# What to do
Search the records for the word "linear" and pick out every line that has it.

BEGIN Supplied records

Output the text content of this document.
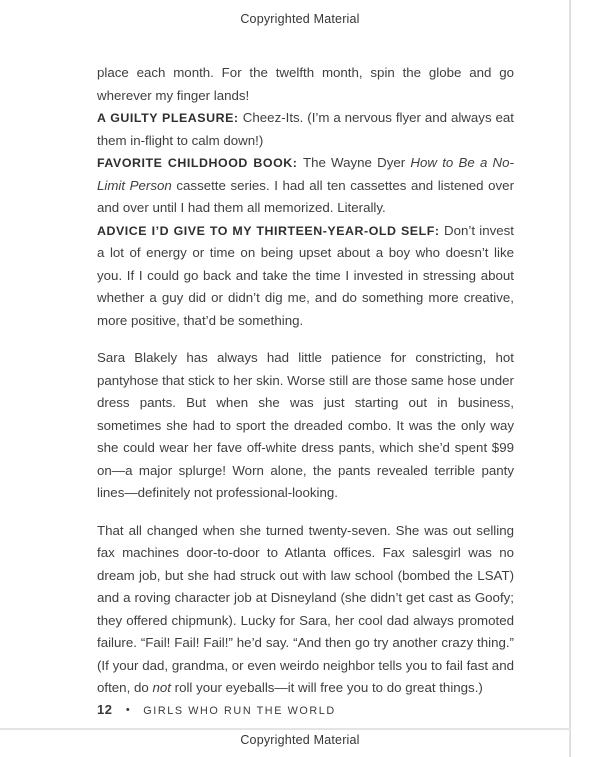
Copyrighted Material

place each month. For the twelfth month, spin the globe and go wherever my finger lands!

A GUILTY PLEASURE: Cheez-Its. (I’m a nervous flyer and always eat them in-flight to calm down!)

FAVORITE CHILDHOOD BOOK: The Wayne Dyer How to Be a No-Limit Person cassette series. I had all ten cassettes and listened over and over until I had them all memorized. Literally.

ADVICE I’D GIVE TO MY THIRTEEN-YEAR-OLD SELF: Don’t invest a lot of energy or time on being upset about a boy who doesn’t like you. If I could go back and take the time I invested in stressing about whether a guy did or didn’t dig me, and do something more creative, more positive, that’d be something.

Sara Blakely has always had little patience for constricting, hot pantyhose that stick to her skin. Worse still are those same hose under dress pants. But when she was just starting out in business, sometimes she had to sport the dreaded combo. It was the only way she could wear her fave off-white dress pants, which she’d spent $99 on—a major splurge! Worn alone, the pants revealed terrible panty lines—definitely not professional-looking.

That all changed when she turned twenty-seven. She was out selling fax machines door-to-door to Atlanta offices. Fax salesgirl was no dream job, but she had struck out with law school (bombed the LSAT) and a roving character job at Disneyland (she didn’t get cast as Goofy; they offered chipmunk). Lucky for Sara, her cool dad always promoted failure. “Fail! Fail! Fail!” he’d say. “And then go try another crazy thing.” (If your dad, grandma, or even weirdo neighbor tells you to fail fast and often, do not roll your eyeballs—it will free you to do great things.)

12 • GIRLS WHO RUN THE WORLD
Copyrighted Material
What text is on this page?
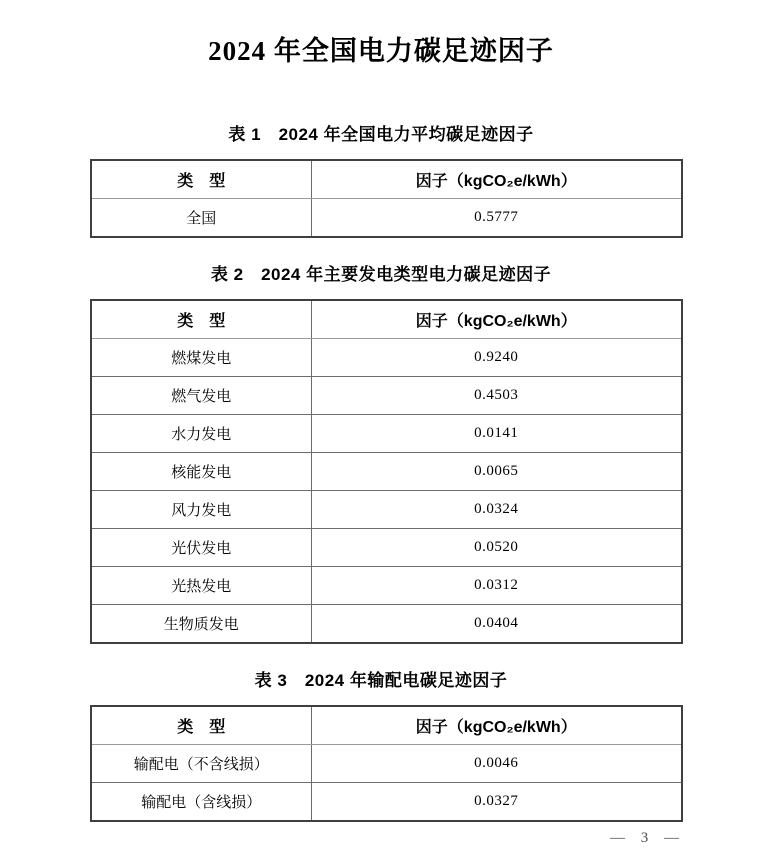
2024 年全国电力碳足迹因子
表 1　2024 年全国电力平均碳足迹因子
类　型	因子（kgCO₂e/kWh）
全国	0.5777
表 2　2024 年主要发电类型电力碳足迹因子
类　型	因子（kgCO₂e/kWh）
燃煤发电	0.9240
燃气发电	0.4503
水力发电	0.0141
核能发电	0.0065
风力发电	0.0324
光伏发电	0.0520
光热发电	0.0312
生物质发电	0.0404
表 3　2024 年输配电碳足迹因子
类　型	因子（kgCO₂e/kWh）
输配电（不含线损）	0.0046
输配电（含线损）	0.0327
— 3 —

END Supplied records
BEGIN Supplied records

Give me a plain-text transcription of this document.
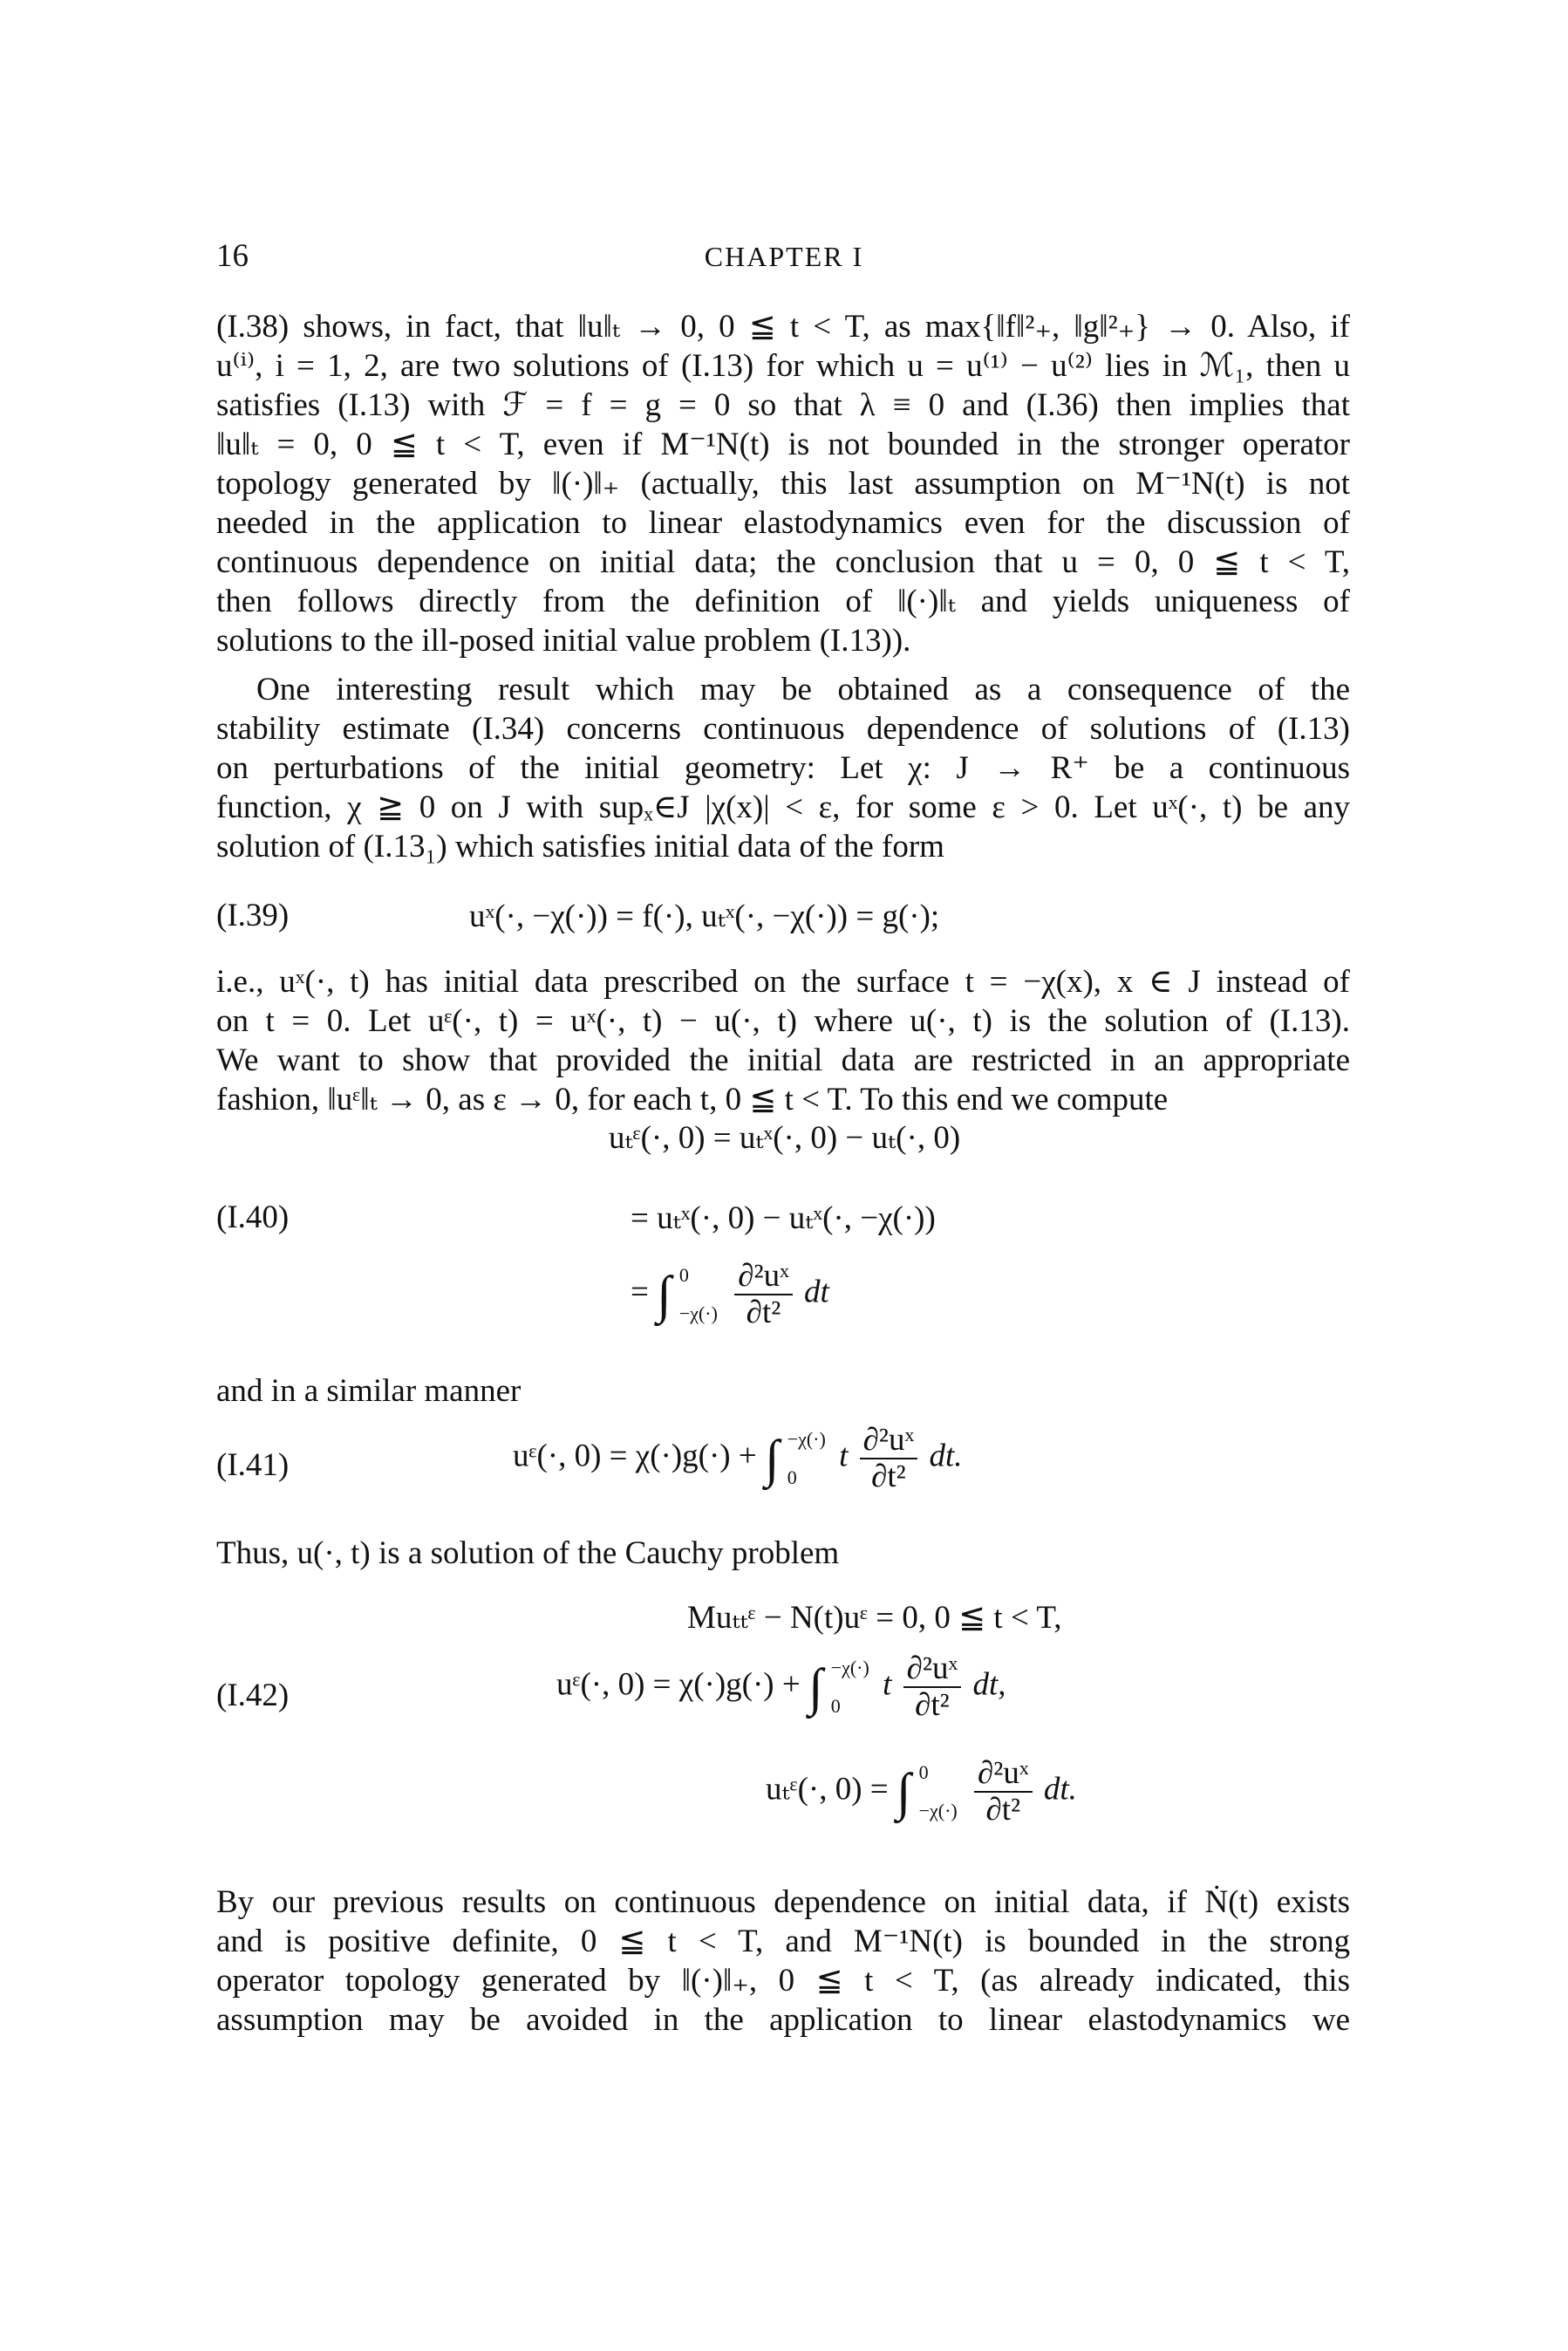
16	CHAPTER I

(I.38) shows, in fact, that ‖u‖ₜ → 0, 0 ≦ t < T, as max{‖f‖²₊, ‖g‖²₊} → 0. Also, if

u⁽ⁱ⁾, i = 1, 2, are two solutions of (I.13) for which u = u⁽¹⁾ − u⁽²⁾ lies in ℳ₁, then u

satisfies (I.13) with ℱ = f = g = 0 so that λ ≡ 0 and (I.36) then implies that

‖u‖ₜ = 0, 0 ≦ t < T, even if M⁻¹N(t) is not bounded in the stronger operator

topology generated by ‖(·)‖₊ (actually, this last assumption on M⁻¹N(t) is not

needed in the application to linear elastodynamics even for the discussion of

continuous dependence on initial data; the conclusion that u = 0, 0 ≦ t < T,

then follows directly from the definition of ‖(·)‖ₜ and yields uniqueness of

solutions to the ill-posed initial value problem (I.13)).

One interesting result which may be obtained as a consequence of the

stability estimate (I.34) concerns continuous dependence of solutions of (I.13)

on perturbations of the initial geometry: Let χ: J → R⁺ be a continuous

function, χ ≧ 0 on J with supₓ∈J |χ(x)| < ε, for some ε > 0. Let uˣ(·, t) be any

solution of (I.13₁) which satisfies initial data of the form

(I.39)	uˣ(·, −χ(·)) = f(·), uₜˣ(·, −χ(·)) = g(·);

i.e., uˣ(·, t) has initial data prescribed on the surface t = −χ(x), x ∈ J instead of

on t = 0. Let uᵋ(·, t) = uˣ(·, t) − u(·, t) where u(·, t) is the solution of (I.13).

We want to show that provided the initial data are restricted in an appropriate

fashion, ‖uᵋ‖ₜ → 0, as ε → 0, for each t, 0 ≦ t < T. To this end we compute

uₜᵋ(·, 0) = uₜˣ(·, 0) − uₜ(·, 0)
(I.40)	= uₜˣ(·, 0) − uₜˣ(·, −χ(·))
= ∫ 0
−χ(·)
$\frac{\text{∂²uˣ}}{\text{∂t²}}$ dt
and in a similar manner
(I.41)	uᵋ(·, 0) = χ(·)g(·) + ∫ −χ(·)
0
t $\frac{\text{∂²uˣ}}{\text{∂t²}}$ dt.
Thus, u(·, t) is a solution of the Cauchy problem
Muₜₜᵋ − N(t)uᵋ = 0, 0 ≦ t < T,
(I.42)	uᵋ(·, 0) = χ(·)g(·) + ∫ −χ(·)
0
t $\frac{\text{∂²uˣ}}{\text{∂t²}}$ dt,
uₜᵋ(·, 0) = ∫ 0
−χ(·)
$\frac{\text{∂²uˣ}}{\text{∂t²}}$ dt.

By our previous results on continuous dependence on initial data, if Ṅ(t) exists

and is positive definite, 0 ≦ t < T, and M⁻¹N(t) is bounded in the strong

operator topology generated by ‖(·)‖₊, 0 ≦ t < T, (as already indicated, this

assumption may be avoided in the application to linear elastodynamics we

END Supplied records

# Correct response
needed in the application to linear elastodynamics even for the discussion of
assumption may be avoided in the application to linear elastodynamics we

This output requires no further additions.